• [What is asked]
Pictures aside, quote the whole listing exactly.

• [Stored records]
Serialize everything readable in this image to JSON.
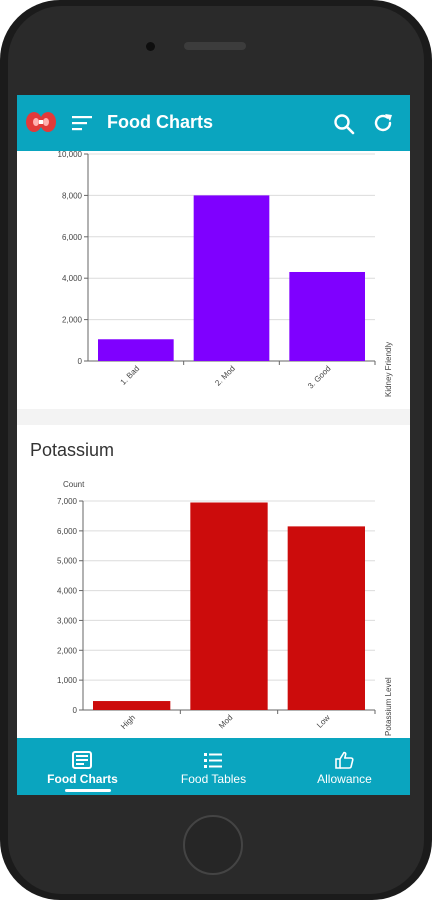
{
  "app": {
    "title": "Food Charts"
  },
  "icons": {
    "logo": "kidney-logo-icon",
    "menu": "menu-icon",
    "search": "search-icon",
    "refresh": "refresh-icon"
  },
  "colors": {
    "accent": "#0aa5bf",
    "kidney_bar": "#7f00ff",
    "potassium_bar": "#cc0c0c"
  },
  "cards": {
    "potassium_title": "Potassium"
  },
  "chart_data": [
    {
      "type": "bar",
      "title": "",
      "categories": [
        "1. Bad",
        "2. Mod",
        "3. Good"
      ],
      "values": [
        1050,
        8000,
        4300
      ],
      "ylabel": "",
      "xlabel": "Kidney Friendly",
      "ylim": [
        0,
        10000
      ],
      "yticks": [
        0,
        2000,
        4000,
        6000,
        8000,
        10000
      ],
      "ytick_labels": [
        "0",
        "2,000",
        "4,000",
        "6,000",
        "8,000",
        "10,000"
      ],
      "color": "#7f00ff",
      "grid": true
    },
    {
      "type": "bar",
      "title": "Potassium",
      "categories": [
        "High",
        "Mod",
        "Low"
      ],
      "values": [
        300,
        6950,
        6150
      ],
      "ylabel": "Count",
      "xlabel": "Potassium Level",
      "ylim": [
        0,
        7000
      ],
      "yticks": [
        0,
        1000,
        2000,
        3000,
        4000,
        5000,
        6000,
        7000
      ],
      "ytick_labels": [
        "0",
        "1,000",
        "2,000",
        "3,000",
        "4,000",
        "5,000",
        "6,000",
        "7,000"
      ],
      "color": "#cc0c0c",
      "grid": true
    }
  ],
  "bottom_nav": {
    "items": [
      {
        "label": "Food Charts",
        "icon": "news-icon",
        "active": true
      },
      {
        "label": "Food Tables",
        "icon": "list-icon",
        "active": false
      },
      {
        "label": "Allowance",
        "icon": "thumbs-up-icon",
        "active": false
      }
    ]
  }
}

• [Exercise answer]
Serialize everything readable in this image to JSON.
{
  "app": {
    "title": "Food Charts"
  },
  "icons": {
    "logo": "kidney-logo-icon",
    "menu": "menu-icon",
    "search": "search-icon",
    "refresh": "refresh-icon"
  },
  "colors": {
    "accent": "#0aa5bf",
    "kidney_bar": "#7f00ff",
    "potassium_bar": "#cc0c0c"
  },
  "cards": {
    "potassium_title": "Potassium"
  },
  "chart_data": [
    {
      "type": "bar",
      "title": "",
      "categories": [
        "1. Bad",
        "2. Mod",
        "3. Good"
      ],
      "values": [
        1050,
        8000,
        4300
      ],
      "ylabel": "",
      "xlabel": "Kidney Friendly",
      "ylim": [
        0,
        10000
      ],
      "yticks": [
        0,
        2000,
        4000,
        6000,
        8000,
        10000
      ],
      "ytick_labels": [
        "0",
        "2,000",
        "4,000",
        "6,000",
        "8,000",
        "10,000"
      ],
      "color": "#7f00ff",
      "grid": true
    },
    {
      "type": "bar",
      "title": "Potassium",
      "categories": [
        "High",
        "Mod",
        "Low"
      ],
      "values": [
        300,
        6950,
        6150
      ],
      "ylabel": "Count",
      "xlabel": "Potassium Level",
      "ylim": [
        0,
        7000
      ],
      "yticks": [
        0,
        1000,
        2000,
        3000,
        4000,
        5000,
        6000,
        7000
      ],
      "ytick_labels": [
        "0",
        "1,000",
        "2,000",
        "3,000",
        "4,000",
        "5,000",
        "6,000",
        "7,000"
      ],
      "color": "#cc0c0c",
      "grid": true
    }
  ],
  "bottom_nav": {
    "items": [
      {
        "label": "Food Charts",
        "icon": "news-icon",
        "active": true
      },
      {
        "label": "Food Tables",
        "icon": "list-icon",
        "active": false
      },
      {
        "label": "Allowance",
        "icon": "thumbs-up-icon",
        "active": false
      }
    ]
  }
}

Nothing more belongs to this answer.